What to work on →
Please print every record below exactly as it appears.

Extracted data entries
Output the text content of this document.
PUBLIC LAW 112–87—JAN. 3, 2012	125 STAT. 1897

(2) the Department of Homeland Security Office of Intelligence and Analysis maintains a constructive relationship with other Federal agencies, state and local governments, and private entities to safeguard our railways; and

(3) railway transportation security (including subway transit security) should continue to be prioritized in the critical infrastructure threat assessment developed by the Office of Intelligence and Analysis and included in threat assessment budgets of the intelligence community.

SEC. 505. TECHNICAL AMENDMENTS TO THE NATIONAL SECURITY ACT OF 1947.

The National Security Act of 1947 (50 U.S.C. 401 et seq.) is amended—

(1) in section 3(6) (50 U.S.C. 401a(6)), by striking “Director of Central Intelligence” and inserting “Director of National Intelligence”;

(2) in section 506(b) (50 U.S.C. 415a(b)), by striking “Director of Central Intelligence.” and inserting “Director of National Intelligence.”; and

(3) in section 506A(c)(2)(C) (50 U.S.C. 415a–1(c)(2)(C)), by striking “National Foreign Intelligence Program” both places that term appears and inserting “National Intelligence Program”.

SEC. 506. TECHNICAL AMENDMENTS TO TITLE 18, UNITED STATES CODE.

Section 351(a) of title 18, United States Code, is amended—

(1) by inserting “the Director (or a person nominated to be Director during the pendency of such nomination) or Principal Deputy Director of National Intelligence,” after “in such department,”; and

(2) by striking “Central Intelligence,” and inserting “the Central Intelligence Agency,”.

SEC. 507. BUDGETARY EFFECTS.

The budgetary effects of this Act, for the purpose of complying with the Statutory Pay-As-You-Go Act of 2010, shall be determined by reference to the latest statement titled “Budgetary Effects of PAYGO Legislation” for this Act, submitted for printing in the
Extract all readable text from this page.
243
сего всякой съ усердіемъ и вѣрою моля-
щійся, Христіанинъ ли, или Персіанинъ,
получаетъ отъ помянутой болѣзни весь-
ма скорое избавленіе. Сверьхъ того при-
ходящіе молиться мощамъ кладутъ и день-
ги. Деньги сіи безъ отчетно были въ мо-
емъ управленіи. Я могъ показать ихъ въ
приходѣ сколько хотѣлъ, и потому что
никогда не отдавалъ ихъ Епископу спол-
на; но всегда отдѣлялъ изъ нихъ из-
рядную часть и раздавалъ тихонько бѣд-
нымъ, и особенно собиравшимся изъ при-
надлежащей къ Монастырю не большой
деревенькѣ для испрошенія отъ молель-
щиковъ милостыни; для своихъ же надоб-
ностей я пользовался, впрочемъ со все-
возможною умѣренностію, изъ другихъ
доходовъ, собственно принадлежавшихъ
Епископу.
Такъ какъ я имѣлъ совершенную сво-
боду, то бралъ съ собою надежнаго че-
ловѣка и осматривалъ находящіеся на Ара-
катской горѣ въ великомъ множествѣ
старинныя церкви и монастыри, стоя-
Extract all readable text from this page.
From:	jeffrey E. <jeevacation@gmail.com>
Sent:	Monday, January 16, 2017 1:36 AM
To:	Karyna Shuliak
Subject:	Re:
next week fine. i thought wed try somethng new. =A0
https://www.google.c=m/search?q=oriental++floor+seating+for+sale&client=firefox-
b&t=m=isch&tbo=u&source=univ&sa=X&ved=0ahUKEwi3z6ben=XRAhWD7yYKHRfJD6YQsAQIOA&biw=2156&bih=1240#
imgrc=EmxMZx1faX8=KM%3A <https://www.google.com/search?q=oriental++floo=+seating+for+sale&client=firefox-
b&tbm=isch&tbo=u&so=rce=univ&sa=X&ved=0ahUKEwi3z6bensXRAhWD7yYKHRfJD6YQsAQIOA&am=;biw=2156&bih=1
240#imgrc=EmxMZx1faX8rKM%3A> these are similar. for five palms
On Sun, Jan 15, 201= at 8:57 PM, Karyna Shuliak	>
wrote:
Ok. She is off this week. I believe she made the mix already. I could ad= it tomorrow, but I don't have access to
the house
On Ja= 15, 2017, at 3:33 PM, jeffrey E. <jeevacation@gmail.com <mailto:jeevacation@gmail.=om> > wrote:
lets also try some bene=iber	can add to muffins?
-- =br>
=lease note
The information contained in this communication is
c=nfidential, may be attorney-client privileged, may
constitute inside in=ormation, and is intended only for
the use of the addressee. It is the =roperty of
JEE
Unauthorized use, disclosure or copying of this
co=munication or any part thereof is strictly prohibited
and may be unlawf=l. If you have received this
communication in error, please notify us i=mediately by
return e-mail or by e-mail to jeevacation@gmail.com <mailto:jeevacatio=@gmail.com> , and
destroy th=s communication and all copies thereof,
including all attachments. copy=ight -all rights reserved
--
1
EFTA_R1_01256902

Final answer →
Output the text content of this document.
PUBLIC LAW 112–87—JAN. 3, 2012	125 STAT. 1897

(2) the Department of Homeland Security Office of Intelligence and Analysis maintains a constructive relationship with other Federal agencies, state and local governments, and private entities to safeguard our railways; and

(3) railway transportation security (including subway transit security) should continue to be prioritized in the critical infrastructure threat assessment developed by the Office of Intelligence and Analysis and included in threat assessment budgets of the intelligence community.

SEC. 505. TECHNICAL AMENDMENTS TO THE NATIONAL SECURITY ACT OF 1947.

The National Security Act of 1947 (50 U.S.C. 401 et seq.) is amended—

(1) in section 3(6) (50 U.S.C. 401a(6)), by striking “Director of Central Intelligence” and inserting “Director of National Intelligence”;

(2) in section 506(b) (50 U.S.C. 415a(b)), by striking “Director of Central Intelligence.” and inserting “Director of National Intelligence.”; and

(3) in section 506A(c)(2)(C) (50 U.S.C. 415a–1(c)(2)(C)), by striking “National Foreign Intelligence Program” both places that term appears and inserting “National Intelligence Program”.

SEC. 506. TECHNICAL AMENDMENTS TO TITLE 18, UNITED STATES CODE.

Section 351(a) of title 18, United States Code, is amended—

(1) by inserting “the Director (or a person nominated to be Director during the pendency of such nomination) or Principal Deputy Director of National Intelligence,” after “in such department,”; and

(2) by striking “Central Intelligence,” and inserting “the Central Intelligence Agency,”.

SEC. 507. BUDGETARY EFFECTS.

The budgetary effects of this Act, for the purpose of complying with the Statutory Pay-As-You-Go Act of 2010, shall be determined by reference to the latest statement titled “Budgetary Effects of PAYGO Legislation” for this Act, submitted for printing in the
Extract all readable text from this page.
243
сего всякой съ усердіемъ и вѣрою моля-
щійся, Христіанинъ ли, или Персіанинъ,
получаетъ отъ помянутой болѣзни весь-
ма скорое избавленіе. Сверьхъ того при-
ходящіе молиться мощамъ кладутъ и день-
ги. Деньги сіи безъ отчетно были въ мо-
емъ управленіи. Я могъ показать ихъ въ
приходѣ сколько хотѣлъ, и потому что
никогда не отдавалъ ихъ Епископу спол-
на; но всегда отдѣлялъ изъ нихъ из-
рядную часть и раздавалъ тихонько бѣд-
нымъ, и особенно собиравшимся изъ при-
надлежащей къ Монастырю не большой
деревенькѣ для испрошенія отъ молель-
щиковъ милостыни; для своихъ же надоб-
ностей я пользовался, впрочемъ со все-
возможною умѣренностію, изъ другихъ
доходовъ, собственно принадлежавшихъ
Епископу.
Такъ какъ я имѣлъ совершенную сво-
боду, то бралъ съ собою надежнаго че-
ловѣка и осматривалъ находящіеся на Ара-
катской горѣ въ великомъ множествѣ
старинныя церкви и монастыри, стоя-
Extract all readable text from this page.
From:	jeffrey E. <jeevacation@gmail.com>
Sent:	Monday, January 16, 2017 1:36 AM
To:	Karyna Shuliak
Subject:	Re:
next week fine. i thought wed try somethng new. =A0
https://www.google.c=m/search?q=oriental++floor+seating+for+sale&client=firefox-
b&t=m=isch&tbo=u&source=univ&sa=X&ved=0ahUKEwi3z6ben=XRAhWD7yYKHRfJD6YQsAQIOA&biw=2156&bih=1240#
imgrc=EmxMZx1faX8=KM%3A <https://www.google.com/search?q=oriental++floo=+seating+for+sale&client=firefox-
b&tbm=isch&tbo=u&so=rce=univ&sa=X&ved=0ahUKEwi3z6bensXRAhWD7yYKHRfJD6YQsAQIOA&am=;biw=2156&bih=1
240#imgrc=EmxMZx1faX8rKM%3A> these are similar. for five palms
On Sun, Jan 15, 201= at 8:57 PM, Karyna Shuliak	>
wrote:
Ok. She is off this week. I believe she made the mix already. I could ad= it tomorrow, but I don't have access to
the house
On Ja= 15, 2017, at 3:33 PM, jeffrey E. <jeevacation@gmail.com <mailto:jeevacation@gmail.=om> > wrote:
lets also try some bene=iber	can add to muffins?
-- =br>
=lease note
The information contained in this communication is
c=nfidential, may be attorney-client privileged, may
constitute inside in=ormation, and is intended only for
the use of the addressee. It is the =roperty of
JEE
Unauthorized use, disclosure or copying of this
co=munication or any part thereof is strictly prohibited
and may be unlawf=l. If you have received this
communication in error, please notify us i=mediately by
return e-mail or by e-mail to jeevacation@gmail.com <mailto:jeevacatio=@gmail.com> , and
destroy th=s communication and all copies thereof,
including all attachments. copy=ight -all rights reserved
--
1
EFTA_R1_01256902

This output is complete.